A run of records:
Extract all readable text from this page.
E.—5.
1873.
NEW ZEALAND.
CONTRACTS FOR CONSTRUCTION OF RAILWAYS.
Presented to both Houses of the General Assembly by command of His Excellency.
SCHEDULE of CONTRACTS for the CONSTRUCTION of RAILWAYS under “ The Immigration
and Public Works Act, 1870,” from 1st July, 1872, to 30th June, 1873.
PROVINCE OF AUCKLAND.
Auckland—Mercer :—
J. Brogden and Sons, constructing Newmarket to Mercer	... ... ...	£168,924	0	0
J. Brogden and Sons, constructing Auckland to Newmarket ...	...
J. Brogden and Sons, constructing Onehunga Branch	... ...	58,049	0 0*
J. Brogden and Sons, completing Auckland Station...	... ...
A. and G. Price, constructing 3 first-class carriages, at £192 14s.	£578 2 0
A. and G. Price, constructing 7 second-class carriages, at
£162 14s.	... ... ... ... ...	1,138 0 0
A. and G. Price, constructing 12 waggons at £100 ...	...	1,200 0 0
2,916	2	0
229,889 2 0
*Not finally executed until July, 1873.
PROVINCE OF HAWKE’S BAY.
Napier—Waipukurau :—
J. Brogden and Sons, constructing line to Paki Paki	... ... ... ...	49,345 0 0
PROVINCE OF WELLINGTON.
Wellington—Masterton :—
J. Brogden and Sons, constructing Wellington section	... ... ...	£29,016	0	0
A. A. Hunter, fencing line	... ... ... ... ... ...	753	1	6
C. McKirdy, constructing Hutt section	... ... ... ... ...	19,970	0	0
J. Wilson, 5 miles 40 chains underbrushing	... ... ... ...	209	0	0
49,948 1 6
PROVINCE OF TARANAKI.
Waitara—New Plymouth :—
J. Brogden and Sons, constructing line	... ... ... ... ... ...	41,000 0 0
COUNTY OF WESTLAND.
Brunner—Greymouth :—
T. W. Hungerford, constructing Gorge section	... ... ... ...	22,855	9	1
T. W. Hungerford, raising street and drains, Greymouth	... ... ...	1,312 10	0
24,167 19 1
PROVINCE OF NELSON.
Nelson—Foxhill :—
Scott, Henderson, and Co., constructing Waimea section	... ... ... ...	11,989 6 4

**Given task:**
Each line holding "class" must be found and copied.

**Output for this task:**
A. and G. Price, constructing 3 first-class carriages, at £192 14s.	£578 2 0
A. and G. Price, constructing 7 second-class carriages, at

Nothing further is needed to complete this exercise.